What you have to do
In the entries below, identify every line with the string "привлечения" and copy it.

Records shown
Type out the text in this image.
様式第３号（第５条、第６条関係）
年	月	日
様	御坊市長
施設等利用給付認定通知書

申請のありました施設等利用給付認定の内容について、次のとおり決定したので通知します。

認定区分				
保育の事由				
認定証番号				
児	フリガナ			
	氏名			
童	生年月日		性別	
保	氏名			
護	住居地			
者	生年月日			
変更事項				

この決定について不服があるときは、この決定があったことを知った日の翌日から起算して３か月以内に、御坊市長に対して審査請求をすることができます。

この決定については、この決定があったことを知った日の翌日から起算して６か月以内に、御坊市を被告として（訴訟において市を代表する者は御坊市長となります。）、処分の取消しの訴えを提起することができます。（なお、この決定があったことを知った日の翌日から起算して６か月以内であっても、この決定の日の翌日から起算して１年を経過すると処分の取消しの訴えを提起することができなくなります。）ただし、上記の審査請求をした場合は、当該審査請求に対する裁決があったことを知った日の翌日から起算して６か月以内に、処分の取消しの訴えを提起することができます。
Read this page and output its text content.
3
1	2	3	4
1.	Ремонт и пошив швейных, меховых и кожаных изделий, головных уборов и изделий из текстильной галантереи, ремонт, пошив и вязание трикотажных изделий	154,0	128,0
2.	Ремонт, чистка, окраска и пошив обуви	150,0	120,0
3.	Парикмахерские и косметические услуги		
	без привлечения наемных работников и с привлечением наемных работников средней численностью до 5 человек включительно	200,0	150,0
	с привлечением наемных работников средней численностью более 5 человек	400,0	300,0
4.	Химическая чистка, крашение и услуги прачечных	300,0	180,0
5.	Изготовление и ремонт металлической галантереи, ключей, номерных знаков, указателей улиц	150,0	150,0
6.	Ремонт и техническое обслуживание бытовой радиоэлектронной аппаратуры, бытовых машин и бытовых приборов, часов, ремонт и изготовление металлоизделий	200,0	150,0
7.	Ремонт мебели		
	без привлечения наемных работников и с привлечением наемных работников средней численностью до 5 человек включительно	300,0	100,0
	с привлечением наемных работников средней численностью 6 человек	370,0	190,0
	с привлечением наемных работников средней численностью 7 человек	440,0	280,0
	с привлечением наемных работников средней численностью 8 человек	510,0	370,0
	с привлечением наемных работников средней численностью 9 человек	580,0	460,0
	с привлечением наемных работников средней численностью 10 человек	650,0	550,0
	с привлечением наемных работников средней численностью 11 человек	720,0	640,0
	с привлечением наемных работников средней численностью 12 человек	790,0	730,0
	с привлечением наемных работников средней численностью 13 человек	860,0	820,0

Full response
	без привлечения наемных работников и с привлечением наемных работников средней численностью до 5 человек включительно	200,0	150,0
	без привлечения наемных работников и с привлечением наемных работников средней численностью до 5 человек включительно	300,0	100,0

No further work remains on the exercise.